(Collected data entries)
******************************

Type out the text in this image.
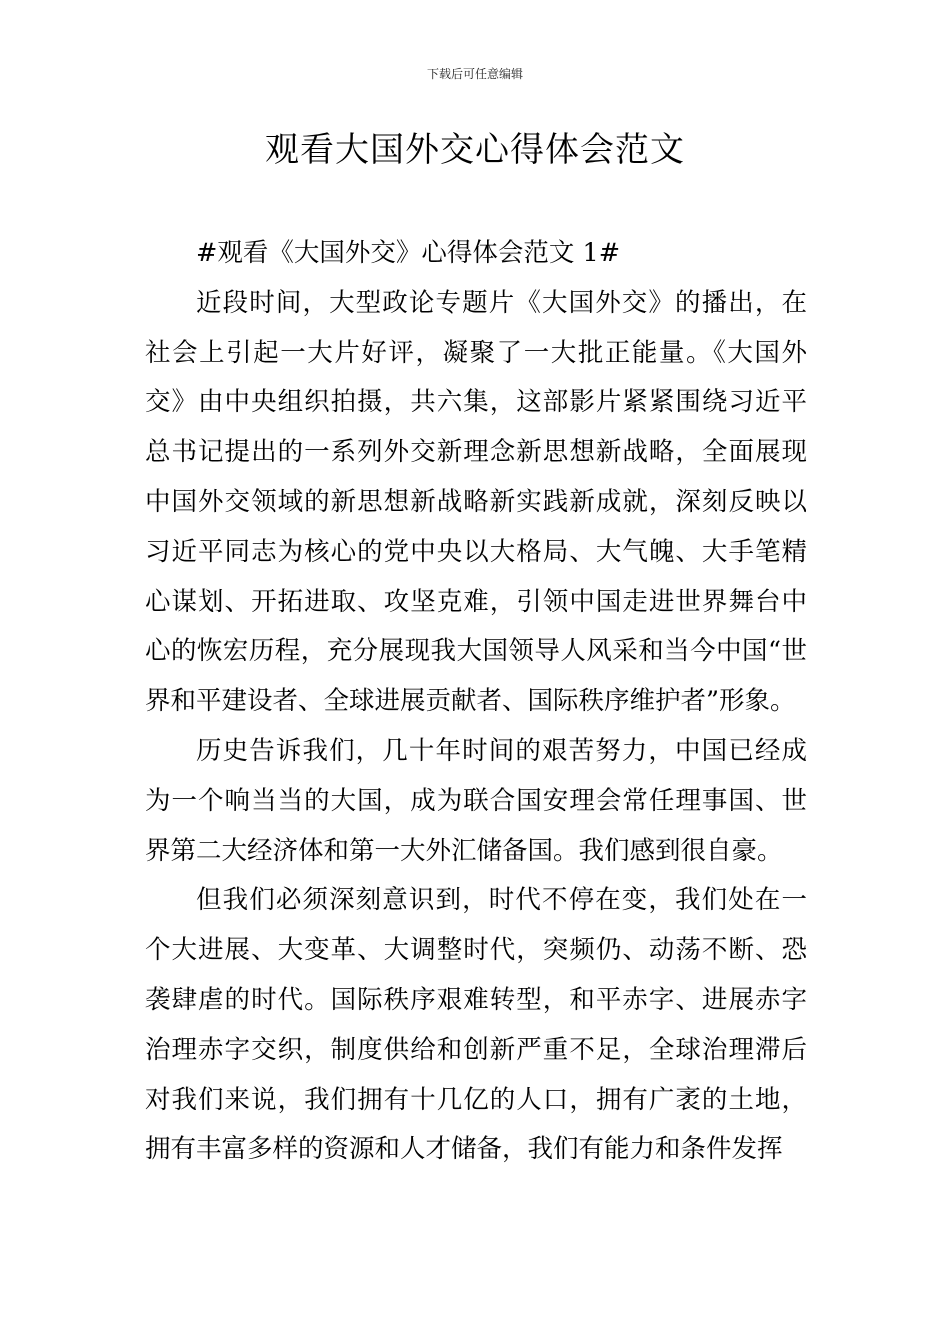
下载后可任意编辑
观看大国外交心得体会范文

#观看《大国外交》心得体会范文 1#

近段时间，大型政论专题片《大国外交》的播出，在社会上引起一大片好评，凝聚了一大批正能量。《大国外交》由中央组织拍摄，共六集，这部影片紧紧围绕习近平总书记提出的一系列外交新理念新思想新战略，全面展现中国外交领域的新思想新战略新实践新成就，深刻反映以习近平同志为核心的党中央以大格局、大气魄、大手笔精心谋划、开拓进取、攻坚克难，引领中国走进世界舞台中心的恢宏历程，充分展现我大国领导人风采和当今中国“世界和平建设者、全球进展贡献者、国际秩序维护者”形象。

历史告诉我们，几十年时间的艰苦努力，中国已经成为一个响当当的大国，成为联合国安理会常任理事国、世界第二大经济体和第一大外汇储备国。我们感到很自豪。

但我们必须深刻意识到，时代不停在变，我们处在一个大进展、大变革、大调整时代，突频仍、动荡不断、恐袭肆虐的时代。国际秩序艰难转型，和平赤字、进展赤字治理赤字交织，制度供给和创新严重不足，全球治理滞后对我们来说，我们拥有十几亿的人口，拥有广袤的土地，拥有丰富多样的资源和人才储备，我们有能力和条件发挥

******************************

## PROBLEM
Leave out the pictures and print every line of the data exactly.

## ANSWER TO THIS TASK
Type out the text in this image.
下载后可任意编辑
观看大国外交心得体会范文

#观看《大国外交》心得体会范文 1#

近段时间，大型政论专题片《大国外交》的播出，在社会上引起一大片好评，凝聚了一大批正能量。《大国外交》由中央组织拍摄，共六集，这部影片紧紧围绕习近平总书记提出的一系列外交新理念新思想新战略，全面展现中国外交领域的新思想新战略新实践新成就，深刻反映以习近平同志为核心的党中央以大格局、大气魄、大手笔精心谋划、开拓进取、攻坚克难，引领中国走进世界舞台中心的恢宏历程，充分展现我大国领导人风采和当今中国“世界和平建设者、全球进展贡献者、国际秩序维护者”形象。

历史告诉我们，几十年时间的艰苦努力，中国已经成为一个响当当的大国，成为联合国安理会常任理事国、世界第二大经济体和第一大外汇储备国。我们感到很自豪。

但我们必须深刻意识到，时代不停在变，我们处在一个大进展、大变革、大调整时代，突频仍、动荡不断、恐袭肆虐的时代。国际秩序艰难转型，和平赤字、进展赤字治理赤字交织，制度供给和创新严重不足，全球治理滞后对我们来说，我们拥有十几亿的人口，拥有广袤的土地，拥有丰富多样的资源和人才储备，我们有能力和条件发挥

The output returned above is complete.